→ What is needed:
Repeat the material verbatim and drop the pictures.

(Dataset items)
= = =

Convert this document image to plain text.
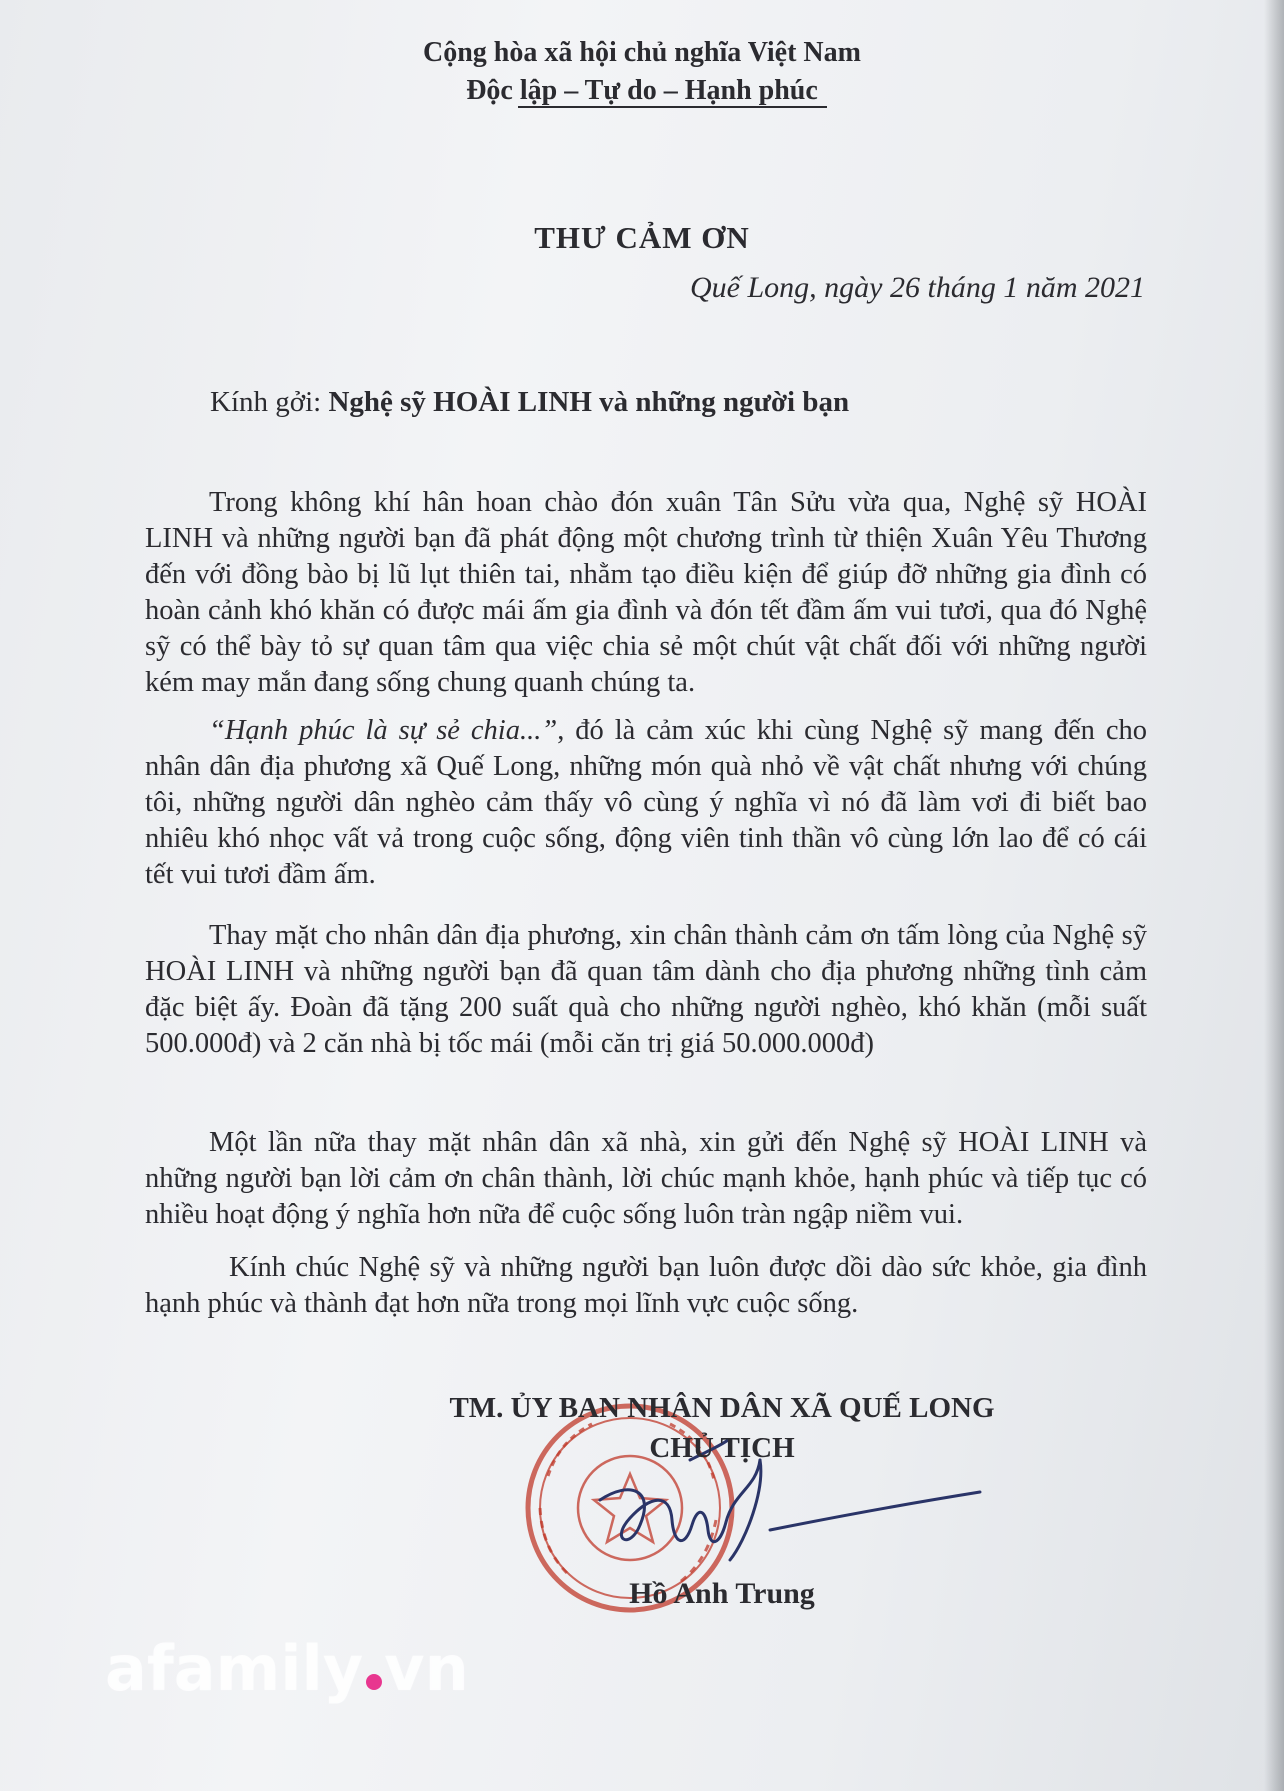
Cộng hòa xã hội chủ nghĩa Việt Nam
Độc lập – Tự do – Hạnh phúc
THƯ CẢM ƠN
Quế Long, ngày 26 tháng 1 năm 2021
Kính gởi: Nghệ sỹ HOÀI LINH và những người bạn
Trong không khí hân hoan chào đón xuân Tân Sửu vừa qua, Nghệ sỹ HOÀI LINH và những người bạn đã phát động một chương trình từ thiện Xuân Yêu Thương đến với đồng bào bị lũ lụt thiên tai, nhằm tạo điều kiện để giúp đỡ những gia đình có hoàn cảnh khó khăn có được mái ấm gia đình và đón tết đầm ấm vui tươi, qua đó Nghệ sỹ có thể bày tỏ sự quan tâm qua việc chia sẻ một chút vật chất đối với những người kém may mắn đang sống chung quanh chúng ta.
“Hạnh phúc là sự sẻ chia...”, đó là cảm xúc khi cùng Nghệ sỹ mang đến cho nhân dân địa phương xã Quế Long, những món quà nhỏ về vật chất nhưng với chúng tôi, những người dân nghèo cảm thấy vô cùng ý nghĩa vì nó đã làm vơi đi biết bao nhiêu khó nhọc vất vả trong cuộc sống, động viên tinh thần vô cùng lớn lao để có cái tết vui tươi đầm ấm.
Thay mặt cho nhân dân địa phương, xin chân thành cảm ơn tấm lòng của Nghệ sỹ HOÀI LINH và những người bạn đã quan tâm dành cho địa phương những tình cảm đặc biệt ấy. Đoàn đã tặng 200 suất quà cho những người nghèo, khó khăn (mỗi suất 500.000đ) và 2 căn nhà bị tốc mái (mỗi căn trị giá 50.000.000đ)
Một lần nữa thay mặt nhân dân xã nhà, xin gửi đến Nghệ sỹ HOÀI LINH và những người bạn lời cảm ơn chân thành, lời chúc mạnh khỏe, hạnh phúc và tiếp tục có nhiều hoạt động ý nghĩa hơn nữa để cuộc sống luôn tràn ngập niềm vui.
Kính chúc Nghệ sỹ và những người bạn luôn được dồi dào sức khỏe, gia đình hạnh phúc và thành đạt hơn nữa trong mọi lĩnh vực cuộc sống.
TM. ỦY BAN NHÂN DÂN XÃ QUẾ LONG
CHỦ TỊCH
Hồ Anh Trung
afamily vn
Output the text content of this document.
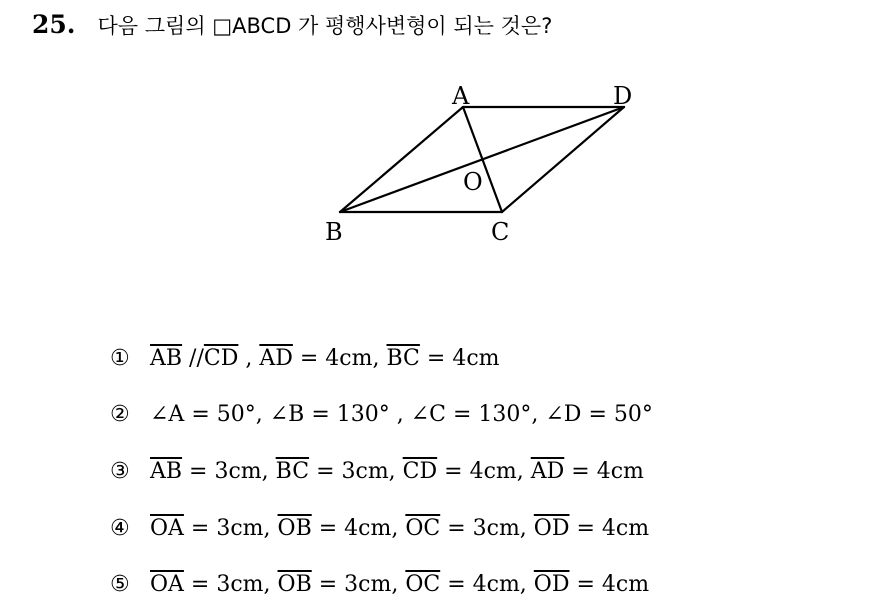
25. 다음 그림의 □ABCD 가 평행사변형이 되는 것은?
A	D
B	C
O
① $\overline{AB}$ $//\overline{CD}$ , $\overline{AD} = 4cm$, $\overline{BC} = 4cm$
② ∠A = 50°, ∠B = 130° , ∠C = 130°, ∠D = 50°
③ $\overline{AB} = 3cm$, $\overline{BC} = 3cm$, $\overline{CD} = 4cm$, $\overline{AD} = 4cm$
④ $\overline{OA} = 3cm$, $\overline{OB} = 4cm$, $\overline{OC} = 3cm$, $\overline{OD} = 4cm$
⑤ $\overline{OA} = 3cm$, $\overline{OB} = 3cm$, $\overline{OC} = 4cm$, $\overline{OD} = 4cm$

= = =

→ Answer to this task:
Convert this document image to plain text.
Cộng hòa xã hội chủ nghĩa Việt Nam
Độc lập – Tự do – Hạnh phúc
THƯ CẢM ƠN
Quế Long, ngày 26 tháng 1 năm 2021
Kính gởi: Nghệ sỹ HOÀI LINH và những người bạn
Trong không khí hân hoan chào đón xuân Tân Sửu vừa qua, Nghệ sỹ HOÀI LINH và những người bạn đã phát động một chương trình từ thiện Xuân Yêu Thương đến với đồng bào bị lũ lụt thiên tai, nhằm tạo điều kiện để giúp đỡ những gia đình có hoàn cảnh khó khăn có được mái ấm gia đình và đón tết đầm ấm vui tươi, qua đó Nghệ sỹ có thể bày tỏ sự quan tâm qua việc chia sẻ một chút vật chất đối với những người kém may mắn đang sống chung quanh chúng ta.
“Hạnh phúc là sự sẻ chia...”, đó là cảm xúc khi cùng Nghệ sỹ mang đến cho nhân dân địa phương xã Quế Long, những món quà nhỏ về vật chất nhưng với chúng tôi, những người dân nghèo cảm thấy vô cùng ý nghĩa vì nó đã làm vơi đi biết bao nhiêu khó nhọc vất vả trong cuộc sống, động viên tinh thần vô cùng lớn lao để có cái tết vui tươi đầm ấm.
Thay mặt cho nhân dân địa phương, xin chân thành cảm ơn tấm lòng của Nghệ sỹ HOÀI LINH và những người bạn đã quan tâm dành cho địa phương những tình cảm đặc biệt ấy. Đoàn đã tặng 200 suất quà cho những người nghèo, khó khăn (mỗi suất 500.000đ) và 2 căn nhà bị tốc mái (mỗi căn trị giá 50.000.000đ)
Một lần nữa thay mặt nhân dân xã nhà, xin gửi đến Nghệ sỹ HOÀI LINH và những người bạn lời cảm ơn chân thành, lời chúc mạnh khỏe, hạnh phúc và tiếp tục có nhiều hoạt động ý nghĩa hơn nữa để cuộc sống luôn tràn ngập niềm vui.
Kính chúc Nghệ sỹ và những người bạn luôn được dồi dào sức khỏe, gia đình hạnh phúc và thành đạt hơn nữa trong mọi lĩnh vực cuộc sống.
TM. ỦY BAN NHÂN DÂN XÃ QUẾ LONG
CHỦ TỊCH
Hồ Anh Trung
afamily vn
Output the text content of this document.
25. 다음 그림의 □ABCD 가 평행사변형이 되는 것은?
A	D
B	C
O
① $\overline{AB}$ $//\overline{CD}$ , $\overline{AD} = 4cm$, $\overline{BC} = 4cm$
② ∠A = 50°, ∠B = 130° , ∠C = 130°, ∠D = 50°
③ $\overline{AB} = 3cm$, $\overline{BC} = 3cm$, $\overline{CD} = 4cm$, $\overline{AD} = 4cm$
④ $\overline{OA} = 3cm$, $\overline{OB} = 4cm$, $\overline{OC} = 3cm$, $\overline{OD} = 4cm$
⑤ $\overline{OA} = 3cm$, $\overline{OB} = 3cm$, $\overline{OC} = 4cm$, $\overline{OD} = 4cm$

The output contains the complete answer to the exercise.